Begin MATERIAL PROVIDED

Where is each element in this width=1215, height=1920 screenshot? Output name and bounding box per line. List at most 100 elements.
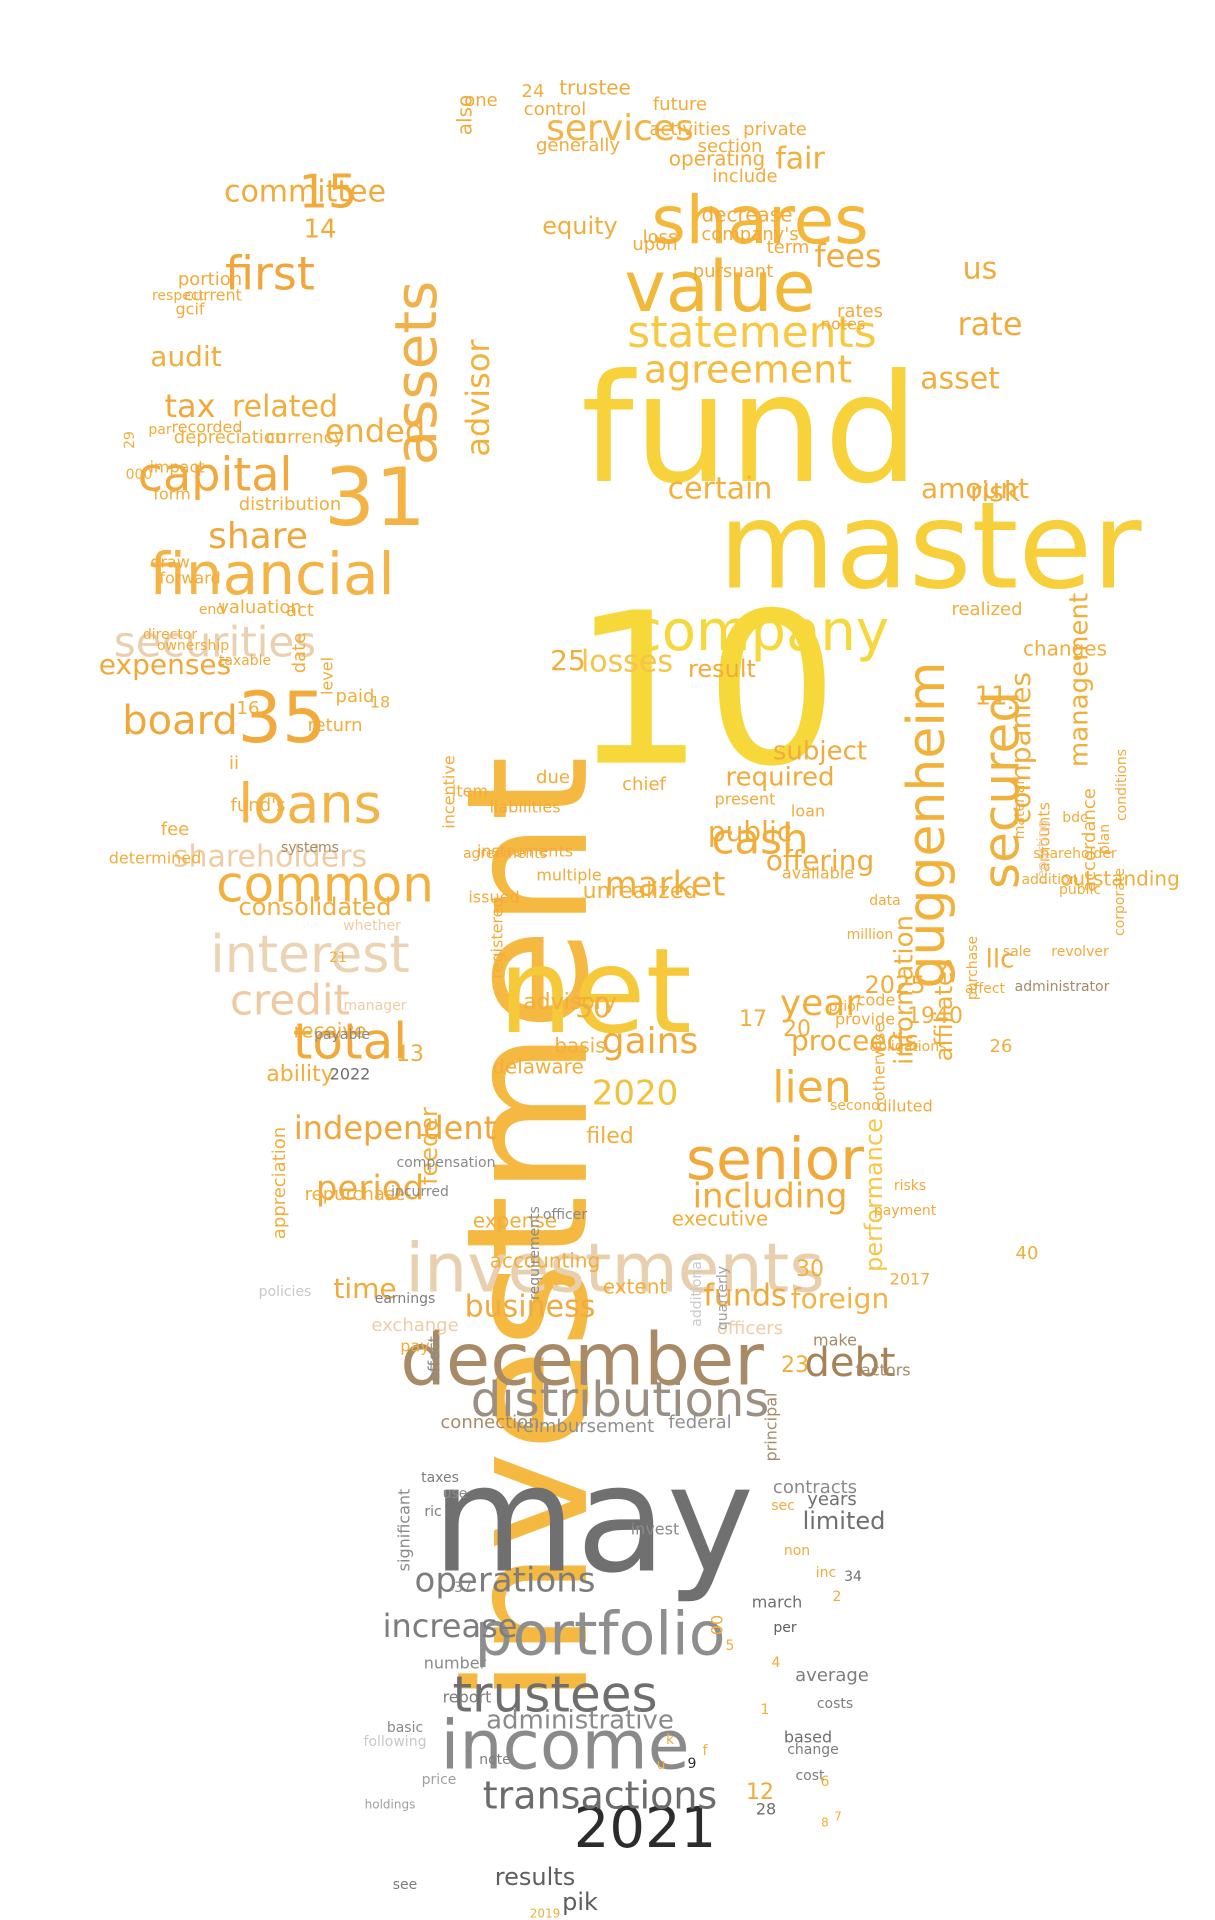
cloud-word: subject: [773, 737, 867, 767]
cloud-word: multiple: [536, 866, 601, 885]
cloud-word: 26: [990, 1036, 1013, 1057]
cloud-word: amounts: [1035, 802, 1054, 872]
cloud-word: proceeds: [791, 1024, 919, 1057]
cloud-word: portfolio: [475, 1600, 726, 1670]
cloud-word: management: [1065, 593, 1095, 767]
cloud-word: 2021: [574, 1796, 717, 1861]
cloud-word: committee: [224, 175, 386, 210]
cloud-word: 28: [756, 1800, 776, 1819]
cloud-word: upon: [632, 234, 677, 255]
cloud-word: filed: [586, 1124, 633, 1149]
cloud-word: instruments: [477, 842, 573, 861]
cloud-word: 50: [575, 991, 611, 1024]
cloud-word: changes: [1023, 637, 1107, 661]
cloud-word: significant: [395, 1489, 414, 1572]
cloud-word: u: [657, 1757, 666, 1773]
cloud-word: code: [857, 991, 896, 1010]
cloud-word: advisory: [523, 990, 617, 1015]
cloud-word: generally: [536, 135, 620, 156]
cloud-word: costs: [817, 1696, 853, 1712]
cloud-word: results: [495, 1863, 575, 1891]
cloud-word: depreciation: [174, 427, 286, 448]
cloud-word: fees: [814, 237, 881, 275]
cloud-word: year: [780, 983, 861, 1024]
cloud-word: company: [631, 599, 889, 664]
cloud-word: number: [424, 1654, 487, 1673]
cloud-word: 2019: [530, 1907, 561, 1920]
cloud-word: report: [443, 1688, 492, 1707]
cloud-word: trustee: [559, 76, 631, 100]
cloud-word: certain: [668, 472, 773, 507]
cloud-word: agreements: [463, 846, 547, 862]
cloud-word: interest: [210, 925, 410, 985]
cloud-word: operating: [669, 147, 765, 171]
cloud-word: available: [782, 864, 854, 883]
cloud-word: assets: [382, 281, 450, 466]
cloud-word: board: [122, 698, 238, 744]
cloud-word: services: [546, 108, 694, 149]
cloud-word: securities: [114, 618, 316, 667]
cloud-word: pay: [400, 1337, 429, 1356]
cloud-word: issued: [468, 888, 519, 907]
cloud-word: whether: [343, 918, 401, 934]
cloud-word: share: [208, 516, 308, 557]
cloud-word: time: [333, 1272, 396, 1305]
cloud-word: 16: [237, 698, 260, 719]
cloud-word: end: [199, 602, 225, 618]
cloud-word: investment: [430, 756, 626, 1705]
cloud-word: 31: [324, 451, 426, 544]
cloud-word: one: [464, 90, 498, 111]
cloud-word: funds: [703, 1279, 786, 1314]
cloud-word: debt: [804, 1340, 895, 1386]
cloud-word: 20: [783, 1017, 811, 1042]
cloud-word: systems: [281, 840, 339, 856]
cloud-word: distribution: [239, 494, 342, 515]
cloud-word: determined: [109, 849, 202, 868]
cloud-word: administrative: [486, 1706, 674, 1736]
cloud-word: incentive: [440, 755, 459, 828]
cloud-word: currency: [266, 427, 345, 448]
cloud-word: bdc: [1062, 810, 1087, 826]
cloud-word: expenses: [99, 648, 231, 681]
cloud-word: provide: [835, 1010, 895, 1029]
cloud-word: non: [784, 1543, 810, 1559]
cloud-word: asset: [920, 362, 1000, 397]
cloud-word: including: [693, 1177, 848, 1217]
cloud-word: policies: [259, 1284, 312, 1300]
cloud-word: business: [465, 1290, 596, 1325]
cloud-word: shareholder: [1033, 846, 1117, 862]
cloud-word: amount: [921, 472, 1029, 505]
cloud-word: delaware: [492, 1055, 584, 1079]
cloud-word: market: [605, 865, 726, 905]
cloud-word: result: [688, 655, 756, 683]
cloud-word: equity: [542, 212, 618, 240]
cloud-word: related: [232, 390, 338, 425]
cloud-word: risk: [970, 475, 1021, 508]
cloud-word: senior: [686, 1125, 864, 1193]
cloud-word: conditions: [1114, 749, 1130, 821]
cloud-word: consolidated: [239, 893, 392, 921]
cloud-word: 2020: [592, 1074, 679, 1114]
cloud-word: sale: [1003, 944, 1031, 960]
cloud-word: 2025: [864, 971, 925, 999]
cloud-word: note: [479, 1752, 511, 1768]
cloud-word: 12: [746, 1780, 774, 1805]
cloud-word: prior: [829, 999, 862, 1015]
cloud-word: company's: [701, 224, 798, 245]
cloud-word: k: [666, 1732, 675, 1748]
cloud-word: federal: [668, 1412, 731, 1433]
cloud-word: additional: [689, 1257, 705, 1327]
cloud-word: 37: [454, 1580, 472, 1596]
cloud-word: 23: [781, 1353, 809, 1378]
cloud-word: 30: [796, 1257, 824, 1282]
cloud-word: cost: [795, 1768, 825, 1784]
cloud-word: statements: [627, 307, 876, 358]
cloud-word: pik: [562, 1888, 598, 1916]
cloud-word: 8: [821, 1816, 829, 1830]
cloud-word: connection: [440, 1412, 539, 1433]
cloud-word: us: [963, 252, 998, 287]
cloud-word: credit: [230, 976, 350, 1025]
cloud-word: present: [715, 790, 776, 809]
cloud-word: basis: [554, 1034, 605, 1058]
cloud-word: lien: [772, 1062, 851, 1113]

End MATERIAL PROVIDED

- _OBJECTIVE_: Please rewrite every entry with "cloud-word" swapped for "word-label" and everything else left as it is. Leave the pictures out.

- _TASK RESULT_:
Where is each element in this width=1215, height=1920 screenshot? Output name and bounding box per line. List at most 100 elements.
word-label: subject: [773, 737, 867, 767]
word-label: multiple: [536, 866, 601, 885]
word-label: 26: [990, 1036, 1013, 1057]
word-label: amounts: [1035, 802, 1054, 872]
word-label: proceeds: [791, 1024, 919, 1057]
word-label: portfolio: [475, 1600, 726, 1670]
word-label: management: [1065, 593, 1095, 767]
word-label: 2021: [574, 1796, 717, 1861]
word-label: committee: [224, 175, 386, 210]
word-label: 28: [756, 1800, 776, 1819]
word-label: upon: [632, 234, 677, 255]
word-label: filed: [586, 1124, 633, 1149]
word-label: instruments: [477, 842, 573, 861]
word-label: 50: [575, 991, 611, 1024]
word-label: changes: [1023, 637, 1107, 661]
word-label: significant: [395, 1489, 414, 1572]
word-label: u: [657, 1757, 666, 1773]
word-label: code: [857, 991, 896, 1010]
word-label: advisory: [523, 990, 617, 1015]
word-label: generally: [536, 135, 620, 156]
word-label: costs: [817, 1696, 853, 1712]
word-label: results: [495, 1863, 575, 1891]
word-label: depreciation: [174, 427, 286, 448]
word-label: fees: [814, 237, 881, 275]
word-label: year: [780, 983, 861, 1024]
word-label: company: [631, 599, 889, 664]
word-label: number: [424, 1654, 487, 1673]
word-label: 2019: [530, 1907, 561, 1920]
word-label: report: [443, 1688, 492, 1707]
word-label: trustee: [559, 76, 631, 100]
word-label: certain: [668, 472, 773, 507]
word-label: agreements: [463, 846, 547, 862]
word-label: interest: [210, 925, 410, 985]
word-label: operating: [669, 147, 765, 171]
word-label: available: [782, 864, 854, 883]
word-label: assets: [382, 281, 450, 466]
word-label: board: [122, 698, 238, 744]
word-label: services: [546, 108, 694, 149]
word-label: securities: [114, 618, 316, 667]
word-label: pay: [400, 1337, 429, 1356]
word-label: issued: [468, 888, 519, 907]
word-label: whether: [343, 918, 401, 934]
word-label: share: [208, 516, 308, 557]
word-label: time: [333, 1272, 396, 1305]
word-label: 16: [237, 698, 260, 719]
word-label: end: [199, 602, 225, 618]
word-label: investment: [430, 756, 626, 1705]
word-label: 31: [324, 451, 426, 544]
word-label: one: [464, 90, 498, 111]
word-label: funds: [703, 1279, 786, 1314]
word-label: debt: [804, 1340, 895, 1386]
word-label: 20: [783, 1017, 811, 1042]
word-label: systems: [281, 840, 339, 856]
word-label: distribution: [239, 494, 342, 515]
word-label: determined: [109, 849, 202, 868]
word-label: administrative: [486, 1706, 674, 1736]
word-label: incentive: [440, 755, 459, 828]
word-label: currency: [266, 427, 345, 448]
word-label: bdc: [1062, 810, 1087, 826]
word-label: expenses: [99, 648, 231, 681]
word-label: provide: [835, 1010, 895, 1029]
word-label: non: [784, 1543, 810, 1559]
word-label: asset: [920, 362, 1000, 397]
word-label: including: [693, 1177, 848, 1217]
word-label: policies: [259, 1284, 312, 1300]
word-label: business: [465, 1290, 596, 1325]
word-label: shareholder: [1033, 846, 1117, 862]
word-label: amount: [921, 472, 1029, 505]
word-label: delaware: [492, 1055, 584, 1079]
word-label: market: [605, 865, 726, 905]
word-label: result: [688, 655, 756, 683]
word-label: equity: [542, 212, 618, 240]
word-label: related: [232, 390, 338, 425]
word-label: risk: [970, 475, 1021, 508]
word-label: senior: [686, 1125, 864, 1193]
word-label: conditions: [1114, 749, 1130, 821]
word-label: consolidated: [239, 893, 392, 921]
word-label: 2020: [592, 1074, 679, 1114]
word-label: sale: [1003, 944, 1031, 960]
word-label: 2025: [864, 971, 925, 999]
word-label: note: [479, 1752, 511, 1768]
word-label: 12: [746, 1780, 774, 1805]
word-label: prior: [829, 999, 862, 1015]
word-label: company's: [701, 224, 798, 245]
word-label: k: [666, 1732, 675, 1748]
word-label: federal: [668, 1412, 731, 1433]
word-label: additional: [689, 1257, 705, 1327]
word-label: 37: [454, 1580, 472, 1596]
word-label: 23: [781, 1353, 809, 1378]
word-label: 30: [796, 1257, 824, 1282]
word-label: cost: [795, 1768, 825, 1784]
word-label: statements: [627, 307, 876, 358]
word-label: pik: [562, 1888, 598, 1916]
word-label: 8: [821, 1816, 829, 1830]
word-label: connection: [440, 1412, 539, 1433]
word-label: us: [963, 252, 998, 287]
word-label: credit: [230, 976, 350, 1025]
word-label: present: [715, 790, 776, 809]
word-label: basis: [554, 1034, 605, 1058]
word-label: lien: [772, 1062, 851, 1113]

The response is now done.